## What is expected
Please return every record exactly as written, leaving out the pictures.

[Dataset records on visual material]
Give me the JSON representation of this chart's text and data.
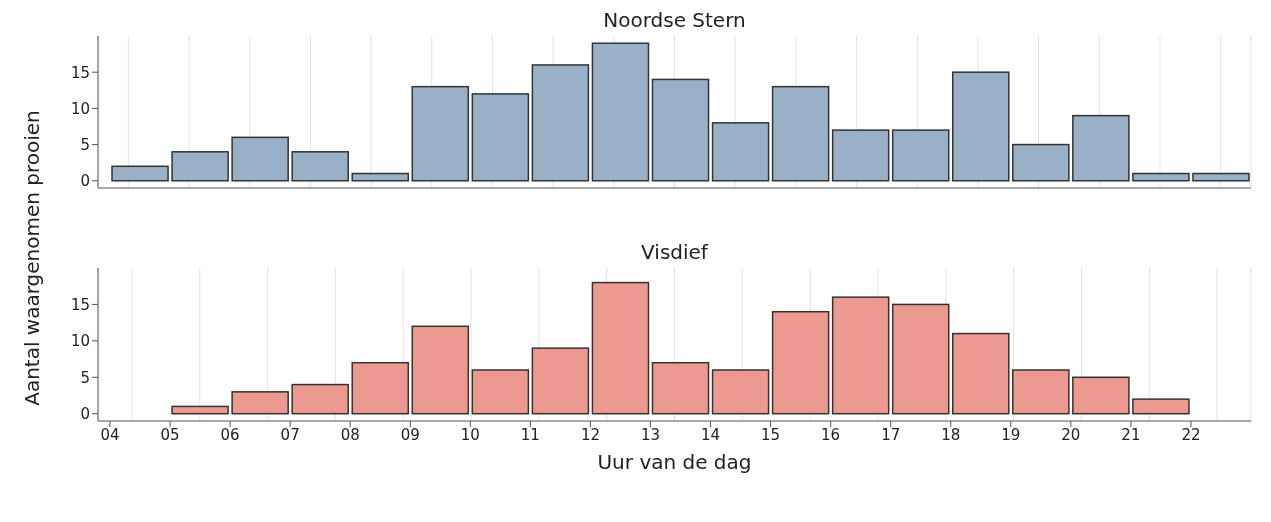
{
  "chart_data": [
    {
      "type": "histogram",
      "title": "Noordse Stern",
      "ylabel": "Aantal waargenomen prooien",
      "color": "#9ab0c7",
      "bins": [
        4,
        5,
        6,
        7,
        8,
        9,
        10,
        11,
        12,
        13,
        14,
        15,
        16,
        17,
        18,
        19,
        20,
        21,
        22,
        23
      ],
      "values": [
        2,
        4,
        6,
        4,
        1,
        13,
        12,
        16,
        19,
        14,
        8,
        13,
        7,
        7,
        15,
        5,
        9,
        1,
        1
      ],
      "xlim": [
        3.8,
        23
      ],
      "xticks": [
        4,
        5,
        6,
        7,
        8,
        9,
        10,
        11,
        12,
        13,
        14,
        15,
        16,
        17,
        18,
        19,
        20,
        21,
        22
      ],
      "ylim": [
        -1,
        20
      ],
      "yticks": [
        0,
        5,
        10,
        15
      ],
      "grid": "x",
      "tick_labels": "y"
    },
    {
      "type": "histogram",
      "title": "Visdief",
      "xlabel": "Uur van de dag",
      "color": "#ec9a90",
      "bins": [
        5,
        6,
        7,
        8,
        9,
        10,
        11,
        12,
        13,
        14,
        15,
        16,
        17,
        18,
        19,
        20,
        21,
        22
      ],
      "values": [
        1,
        3,
        4,
        7,
        12,
        6,
        9,
        18,
        7,
        6,
        14,
        16,
        15,
        11,
        6,
        5,
        2
      ],
      "xlim": [
        3.8,
        23
      ],
      "xticks": [
        {
          "value": 4,
          "label": "04"
        },
        {
          "value": 5,
          "label": "05"
        },
        {
          "value": 6,
          "label": "06"
        },
        {
          "value": 7,
          "label": "07"
        },
        {
          "value": 8,
          "label": "08"
        },
        {
          "value": 9,
          "label": "09"
        },
        10,
        11,
        12,
        13,
        14,
        15,
        16,
        17,
        18,
        19,
        20,
        21,
        22
      ],
      "ylim": [
        -1,
        20
      ],
      "yticks": [
        0,
        5,
        10,
        15
      ],
      "grid": "x"
    }
  ]
}
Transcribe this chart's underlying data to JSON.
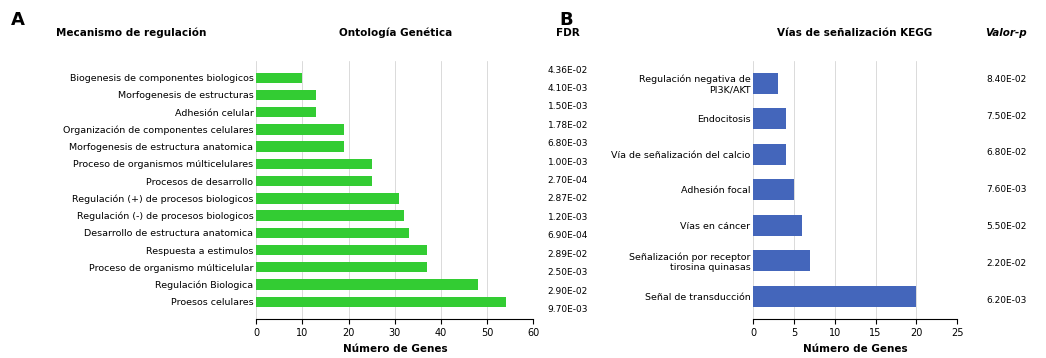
{
  "panel_a": {
    "title_col1": "Mecanismo de regulación",
    "title_col2": "Ontología Genética",
    "title_col3": "FDR",
    "xlabel": "Número de Genes",
    "panel_label": "A",
    "categories": [
      "Biogenesis de componentes biologicos",
      "Morfogenesis de estructuras",
      "Adhesión celular",
      "Organización de componentes celulares",
      "Morfogenesis de estructura anatomica",
      "Proceso de organismos múlticelulares",
      "Procesos de desarrollo",
      "Regulación (+) de procesos biologicos",
      "Regulación (-) de procesos biologicos",
      "Desarrollo de estructura anatomica",
      "Respuesta a estimulos",
      "Proceso de organismo múlticelular",
      "Regulación Biologica",
      "Proesos celulares"
    ],
    "values": [
      10,
      13,
      13,
      19,
      19,
      25,
      25,
      31,
      32,
      33,
      37,
      37,
      48,
      54
    ],
    "fdr_values": [
      "4.36E-02",
      "4.10E-03",
      "1.50E-03",
      "1.78E-02",
      "6.80E-03",
      "1.00E-03",
      "2.70E-04",
      "2.87E-02",
      "1.20E-03",
      "6.90E-04",
      "2.89E-02",
      "2.50E-03",
      "2.90E-02",
      "9.70E-03"
    ],
    "bar_color": "#33cc33",
    "xlim": [
      0,
      60
    ],
    "xticks": [
      0,
      10,
      20,
      30,
      40,
      50,
      60
    ]
  },
  "panel_b": {
    "title": "Vías de señalización KEGG",
    "title_col3": "Valor-p",
    "xlabel": "Número de Genes",
    "panel_label": "B",
    "categories": [
      "Regulación negativa de\nPI3K/AKT",
      "Endocitosis",
      "Vía de señalización del calcio",
      "Adhesión focal",
      "Vías en cáncer",
      "Señalización por receptor\ntirosina quinasas",
      "Señal de transducción"
    ],
    "values": [
      3,
      4,
      4,
      5,
      6,
      7,
      20
    ],
    "p_values": [
      "8.40E-02",
      "7.50E-02",
      "6.80E-02",
      "7.60E-03",
      "5.50E-02",
      "2.20E-02",
      "6.20E-03"
    ],
    "bar_color": "#4466bb",
    "xlim": [
      0,
      25
    ],
    "xticks": [
      0,
      5,
      10,
      15,
      20,
      25
    ]
  },
  "background_color": "#ffffff",
  "grid_color": "#cccccc",
  "text_color": "#000000",
  "title_fontsize": 7.5,
  "label_fontsize": 6.8,
  "tick_fontsize": 7,
  "fdr_fontsize": 6.5,
  "panel_label_fontsize": 13
}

## Written reply
Give me the JSON representation of this chart's text and data.
{
  "chart_data": [
    {
      "type": "histogram",
      "title": "Noordse Stern",
      "ylabel": "Aantal waargenomen prooien",
      "color": "#9ab0c7",
      "bins": [
        4,
        5,
        6,
        7,
        8,
        9,
        10,
        11,
        12,
        13,
        14,
        15,
        16,
        17,
        18,
        19,
        20,
        21,
        22,
        23
      ],
      "values": [
        2,
        4,
        6,
        4,
        1,
        13,
        12,
        16,
        19,
        14,
        8,
        13,
        7,
        7,
        15,
        5,
        9,
        1,
        1
      ],
      "xlim": [
        3.8,
        23
      ],
      "xticks": [
        4,
        5,
        6,
        7,
        8,
        9,
        10,
        11,
        12,
        13,
        14,
        15,
        16,
        17,
        18,
        19,
        20,
        21,
        22
      ],
      "ylim": [
        -1,
        20
      ],
      "yticks": [
        0,
        5,
        10,
        15
      ],
      "grid": "x",
      "tick_labels": "y"
    },
    {
      "type": "histogram",
      "title": "Visdief",
      "xlabel": "Uur van de dag",
      "color": "#ec9a90",
      "bins": [
        5,
        6,
        7,
        8,
        9,
        10,
        11,
        12,
        13,
        14,
        15,
        16,
        17,
        18,
        19,
        20,
        21,
        22
      ],
      "values": [
        1,
        3,
        4,
        7,
        12,
        6,
        9,
        18,
        7,
        6,
        14,
        16,
        15,
        11,
        6,
        5,
        2
      ],
      "xlim": [
        3.8,
        23
      ],
      "xticks": [
        {
          "value": 4,
          "label": "04"
        },
        {
          "value": 5,
          "label": "05"
        },
        {
          "value": 6,
          "label": "06"
        },
        {
          "value": 7,
          "label": "07"
        },
        {
          "value": 8,
          "label": "08"
        },
        {
          "value": 9,
          "label": "09"
        },
        10,
        11,
        12,
        13,
        14,
        15,
        16,
        17,
        18,
        19,
        20,
        21,
        22
      ],
      "ylim": [
        -1,
        20
      ],
      "yticks": [
        0,
        5,
        10,
        15
      ],
      "grid": "x"
    }
  ]
}
Transcribe this chart's underlying data to JSON.
{
  "panel_a": {
    "title_col1": "Mecanismo de regulación",
    "title_col2": "Ontología Genética",
    "title_col3": "FDR",
    "xlabel": "Número de Genes",
    "panel_label": "A",
    "categories": [
      "Biogenesis de componentes biologicos",
      "Morfogenesis de estructuras",
      "Adhesión celular",
      "Organización de componentes celulares",
      "Morfogenesis de estructura anatomica",
      "Proceso de organismos múlticelulares",
      "Procesos de desarrollo",
      "Regulación (+) de procesos biologicos",
      "Regulación (-) de procesos biologicos",
      "Desarrollo de estructura anatomica",
      "Respuesta a estimulos",
      "Proceso de organismo múlticelular",
      "Regulación Biologica",
      "Proesos celulares"
    ],
    "values": [
      10,
      13,
      13,
      19,
      19,
      25,
      25,
      31,
      32,
      33,
      37,
      37,
      48,
      54
    ],
    "fdr_values": [
      "4.36E-02",
      "4.10E-03",
      "1.50E-03",
      "1.78E-02",
      "6.80E-03",
      "1.00E-03",
      "2.70E-04",
      "2.87E-02",
      "1.20E-03",
      "6.90E-04",
      "2.89E-02",
      "2.50E-03",
      "2.90E-02",
      "9.70E-03"
    ],
    "bar_color": "#33cc33",
    "xlim": [
      0,
      60
    ],
    "xticks": [
      0,
      10,
      20,
      30,
      40,
      50,
      60
    ]
  },
  "panel_b": {
    "title": "Vías de señalización KEGG",
    "title_col3": "Valor-p",
    "xlabel": "Número de Genes",
    "panel_label": "B",
    "categories": [
      "Regulación negativa de\nPI3K/AKT",
      "Endocitosis",
      "Vía de señalización del calcio",
      "Adhesión focal",
      "Vías en cáncer",
      "Señalización por receptor\ntirosina quinasas",
      "Señal de transducción"
    ],
    "values": [
      3,
      4,
      4,
      5,
      6,
      7,
      20
    ],
    "p_values": [
      "8.40E-02",
      "7.50E-02",
      "6.80E-02",
      "7.60E-03",
      "5.50E-02",
      "2.20E-02",
      "6.20E-03"
    ],
    "bar_color": "#4466bb",
    "xlim": [
      0,
      25
    ],
    "xticks": [
      0,
      5,
      10,
      15,
      20,
      25
    ]
  },
  "background_color": "#ffffff",
  "grid_color": "#cccccc",
  "text_color": "#000000",
  "title_fontsize": 7.5,
  "label_fontsize": 6.8,
  "tick_fontsize": 7,
  "fdr_fontsize": 6.5,
  "panel_label_fontsize": 13
}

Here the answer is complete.